● **Given records**
******************************

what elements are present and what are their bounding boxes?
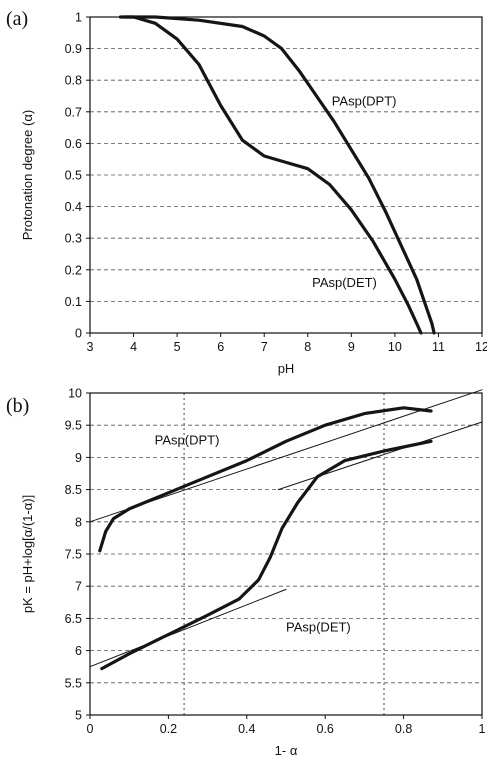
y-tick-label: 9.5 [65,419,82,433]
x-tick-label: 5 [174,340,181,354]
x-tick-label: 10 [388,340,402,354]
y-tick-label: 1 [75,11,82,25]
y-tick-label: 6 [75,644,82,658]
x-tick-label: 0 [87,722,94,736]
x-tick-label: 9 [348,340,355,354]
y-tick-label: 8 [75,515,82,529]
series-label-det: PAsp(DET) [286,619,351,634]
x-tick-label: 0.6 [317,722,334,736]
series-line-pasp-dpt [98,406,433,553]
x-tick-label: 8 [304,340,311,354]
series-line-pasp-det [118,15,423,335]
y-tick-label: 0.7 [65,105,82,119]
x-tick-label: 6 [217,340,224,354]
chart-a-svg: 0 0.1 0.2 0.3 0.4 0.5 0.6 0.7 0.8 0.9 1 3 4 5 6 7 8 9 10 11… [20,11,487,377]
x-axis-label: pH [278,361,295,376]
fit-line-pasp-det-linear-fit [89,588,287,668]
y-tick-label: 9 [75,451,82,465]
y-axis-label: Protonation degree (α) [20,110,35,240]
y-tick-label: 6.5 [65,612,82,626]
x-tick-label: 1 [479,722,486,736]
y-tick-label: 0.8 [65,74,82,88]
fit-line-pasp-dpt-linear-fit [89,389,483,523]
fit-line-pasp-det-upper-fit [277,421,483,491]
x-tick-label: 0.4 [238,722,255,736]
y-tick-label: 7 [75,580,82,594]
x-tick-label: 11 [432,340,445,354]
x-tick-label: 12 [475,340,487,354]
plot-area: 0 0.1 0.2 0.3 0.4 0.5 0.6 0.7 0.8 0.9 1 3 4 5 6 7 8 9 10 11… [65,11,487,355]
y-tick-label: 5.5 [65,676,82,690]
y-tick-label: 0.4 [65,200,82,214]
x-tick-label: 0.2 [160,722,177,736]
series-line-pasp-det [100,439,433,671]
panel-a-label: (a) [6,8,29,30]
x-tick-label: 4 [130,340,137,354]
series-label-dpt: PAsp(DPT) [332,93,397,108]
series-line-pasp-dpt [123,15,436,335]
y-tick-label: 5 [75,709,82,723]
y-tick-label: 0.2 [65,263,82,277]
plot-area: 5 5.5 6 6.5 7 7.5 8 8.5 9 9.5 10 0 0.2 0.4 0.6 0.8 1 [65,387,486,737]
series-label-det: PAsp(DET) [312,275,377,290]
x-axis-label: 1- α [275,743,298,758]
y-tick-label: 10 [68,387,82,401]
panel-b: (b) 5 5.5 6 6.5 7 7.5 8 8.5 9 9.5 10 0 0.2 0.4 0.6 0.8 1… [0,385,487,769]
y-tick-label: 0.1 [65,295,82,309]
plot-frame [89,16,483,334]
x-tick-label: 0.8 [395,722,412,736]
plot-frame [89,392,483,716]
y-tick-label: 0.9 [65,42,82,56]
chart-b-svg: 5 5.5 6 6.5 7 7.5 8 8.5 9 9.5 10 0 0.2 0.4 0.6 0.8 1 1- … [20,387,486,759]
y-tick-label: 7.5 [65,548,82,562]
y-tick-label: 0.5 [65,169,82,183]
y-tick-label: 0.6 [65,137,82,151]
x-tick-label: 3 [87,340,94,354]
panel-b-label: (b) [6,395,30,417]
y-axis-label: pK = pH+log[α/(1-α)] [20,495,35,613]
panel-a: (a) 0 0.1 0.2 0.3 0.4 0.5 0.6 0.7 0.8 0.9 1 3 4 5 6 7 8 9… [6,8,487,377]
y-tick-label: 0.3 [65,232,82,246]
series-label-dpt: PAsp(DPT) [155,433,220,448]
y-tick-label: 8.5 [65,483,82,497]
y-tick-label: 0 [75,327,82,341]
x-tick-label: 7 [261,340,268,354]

******************************

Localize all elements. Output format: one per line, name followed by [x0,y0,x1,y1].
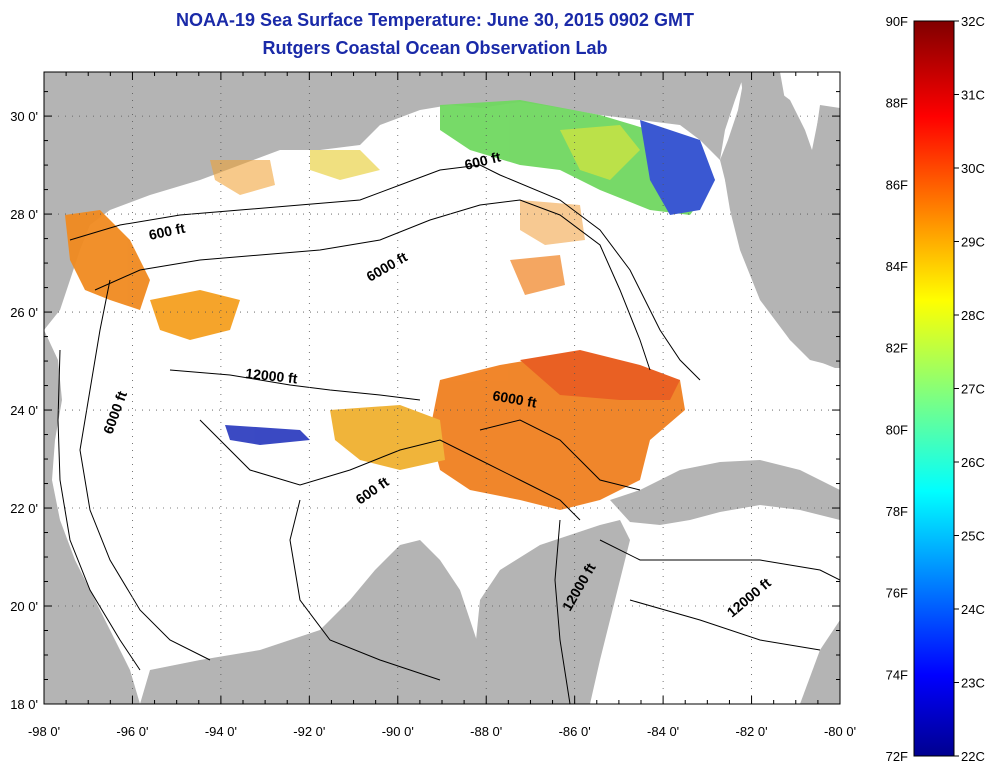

******************************

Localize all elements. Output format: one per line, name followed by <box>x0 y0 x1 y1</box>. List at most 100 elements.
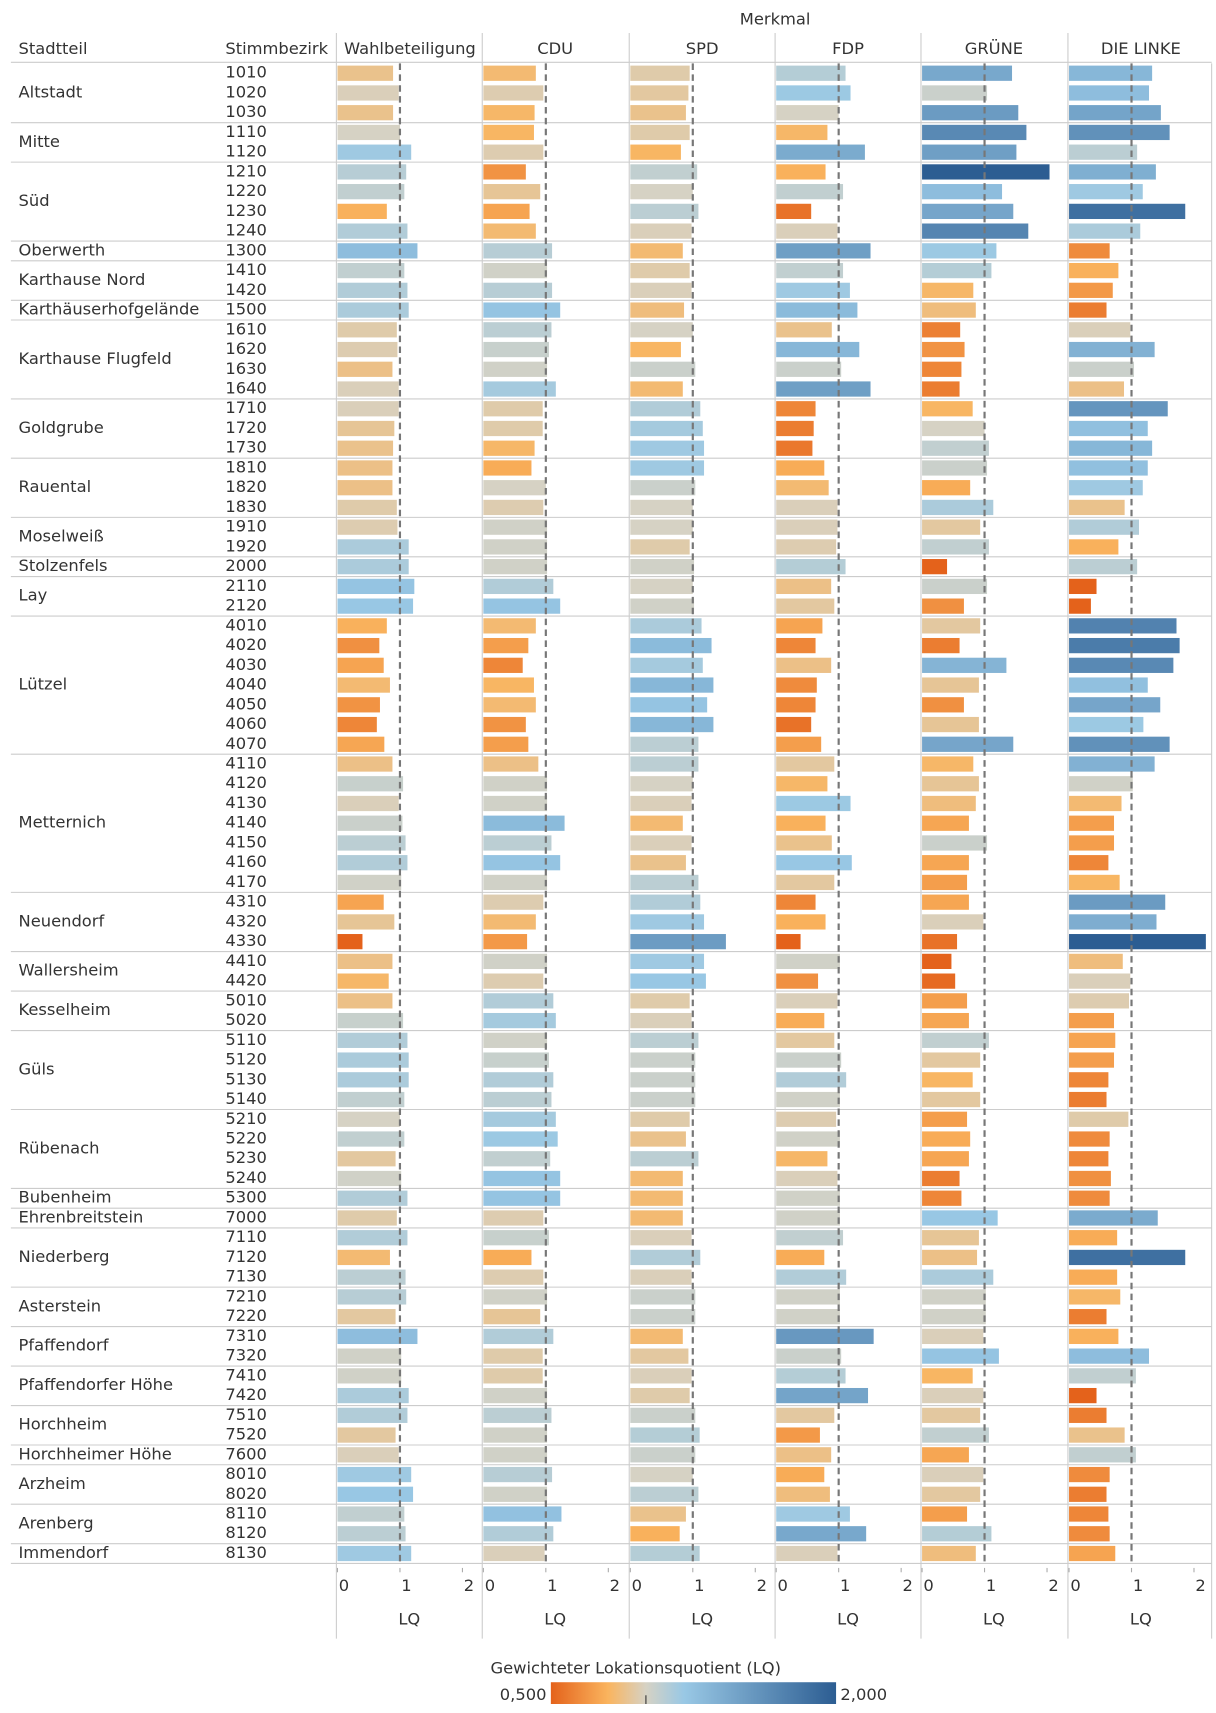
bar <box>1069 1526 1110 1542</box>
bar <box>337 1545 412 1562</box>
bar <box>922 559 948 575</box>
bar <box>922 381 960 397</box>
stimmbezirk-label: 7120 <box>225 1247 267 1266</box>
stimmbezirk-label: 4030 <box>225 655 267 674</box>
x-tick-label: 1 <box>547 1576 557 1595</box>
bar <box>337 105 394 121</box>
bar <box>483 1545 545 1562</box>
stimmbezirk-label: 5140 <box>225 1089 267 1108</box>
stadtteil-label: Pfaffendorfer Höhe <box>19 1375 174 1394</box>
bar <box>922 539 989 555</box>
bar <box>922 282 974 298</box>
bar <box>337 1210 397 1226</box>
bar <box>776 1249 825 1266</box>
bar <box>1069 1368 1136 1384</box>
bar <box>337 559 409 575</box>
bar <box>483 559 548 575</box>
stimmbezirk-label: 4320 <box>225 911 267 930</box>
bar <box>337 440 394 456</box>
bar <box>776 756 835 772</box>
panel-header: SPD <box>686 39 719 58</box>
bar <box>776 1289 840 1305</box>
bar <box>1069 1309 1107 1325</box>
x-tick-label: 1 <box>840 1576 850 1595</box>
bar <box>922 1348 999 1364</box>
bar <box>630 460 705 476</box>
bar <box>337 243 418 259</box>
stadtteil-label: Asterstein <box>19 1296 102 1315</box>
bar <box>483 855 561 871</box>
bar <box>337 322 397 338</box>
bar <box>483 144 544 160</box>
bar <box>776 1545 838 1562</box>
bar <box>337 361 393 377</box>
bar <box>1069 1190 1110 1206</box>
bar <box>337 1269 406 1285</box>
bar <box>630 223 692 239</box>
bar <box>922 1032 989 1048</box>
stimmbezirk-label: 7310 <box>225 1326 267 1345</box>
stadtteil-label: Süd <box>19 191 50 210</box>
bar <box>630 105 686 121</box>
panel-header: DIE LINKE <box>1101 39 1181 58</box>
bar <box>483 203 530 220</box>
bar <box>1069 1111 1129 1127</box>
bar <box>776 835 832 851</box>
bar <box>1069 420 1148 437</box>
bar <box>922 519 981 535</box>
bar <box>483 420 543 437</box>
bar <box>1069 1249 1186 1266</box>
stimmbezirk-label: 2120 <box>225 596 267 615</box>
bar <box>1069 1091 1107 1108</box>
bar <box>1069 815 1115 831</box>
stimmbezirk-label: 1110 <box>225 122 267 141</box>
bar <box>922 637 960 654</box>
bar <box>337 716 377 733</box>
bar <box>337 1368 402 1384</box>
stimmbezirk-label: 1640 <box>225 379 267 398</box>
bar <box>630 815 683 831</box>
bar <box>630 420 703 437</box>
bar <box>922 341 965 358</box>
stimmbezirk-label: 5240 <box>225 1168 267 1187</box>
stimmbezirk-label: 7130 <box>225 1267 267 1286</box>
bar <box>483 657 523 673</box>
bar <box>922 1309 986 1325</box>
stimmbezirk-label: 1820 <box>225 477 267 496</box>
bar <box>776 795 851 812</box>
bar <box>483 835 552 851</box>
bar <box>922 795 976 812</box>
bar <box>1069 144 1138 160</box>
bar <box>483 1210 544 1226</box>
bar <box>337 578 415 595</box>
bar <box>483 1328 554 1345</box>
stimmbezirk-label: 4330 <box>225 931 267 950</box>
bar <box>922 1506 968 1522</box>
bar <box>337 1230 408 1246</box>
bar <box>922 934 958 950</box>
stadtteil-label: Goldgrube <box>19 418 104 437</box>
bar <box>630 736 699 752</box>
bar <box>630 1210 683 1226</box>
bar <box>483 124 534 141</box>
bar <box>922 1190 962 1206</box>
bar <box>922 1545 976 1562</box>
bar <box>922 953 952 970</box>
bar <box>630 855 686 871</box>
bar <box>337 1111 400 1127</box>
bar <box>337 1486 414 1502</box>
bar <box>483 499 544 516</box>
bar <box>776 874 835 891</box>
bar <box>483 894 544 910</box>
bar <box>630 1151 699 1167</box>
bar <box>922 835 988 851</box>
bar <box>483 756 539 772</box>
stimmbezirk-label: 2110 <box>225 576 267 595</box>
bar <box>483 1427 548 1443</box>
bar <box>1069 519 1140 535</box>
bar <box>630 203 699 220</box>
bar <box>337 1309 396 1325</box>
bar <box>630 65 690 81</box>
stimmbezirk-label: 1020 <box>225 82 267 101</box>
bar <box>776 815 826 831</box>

******************************

● **Written task**
Update the lines between the one holding "what elements are" and the one holding "fit-line-pasp-det-upper-fit [277,421,483,491]", inclusive, so that "y-tick-label" becomes "y-axis-tick" everywhere and nothing else changes. Return only those lines, and leave the picture out.

● **Full output**
what elements are present and what are their bounding boxes?
y-axis-tick: 9.5 [65,419,82,433]
x-tick-label: 5 [174,340,181,354]
x-tick-label: 10 [388,340,402,354]
y-axis-tick: 1 [75,11,82,25]
y-axis-tick: 6 [75,644,82,658]
x-tick-label: 0 [87,722,94,736]
x-tick-label: 9 [348,340,355,354]
y-axis-tick: 8 [75,515,82,529]
series-label-det: PAsp(DET) [286,619,351,634]
x-tick-label: 0.6 [317,722,334,736]
series-line-pasp-dpt [98,406,433,553]
x-tick-label: 8 [304,340,311,354]
series-line-pasp-det [118,15,423,335]
y-axis-tick: 0.7 [65,105,82,119]
x-tick-label: 6 [217,340,224,354]
chart-a-svg: 0 0.1 0.2 0.3 0.4 0.5 0.6 0.7 0.8 0.9 1 3 4 5 6 7 8 9 10 11… [20,11,487,377]
x-axis-label: pH [278,361,295,376]
fit-line-pasp-det-linear-fit [89,588,287,668]
y-axis-tick: 9 [75,451,82,465]
y-axis-label: Protonation degree (α) [20,110,35,240]
y-axis-tick: 6.5 [65,612,82,626]
x-tick-label: 1 [479,722,486,736]
y-axis-tick: 0.8 [65,74,82,88]
fit-line-pasp-dpt-linear-fit [89,389,483,523]
fit-line-pasp-det-upper-fit [277,421,483,491]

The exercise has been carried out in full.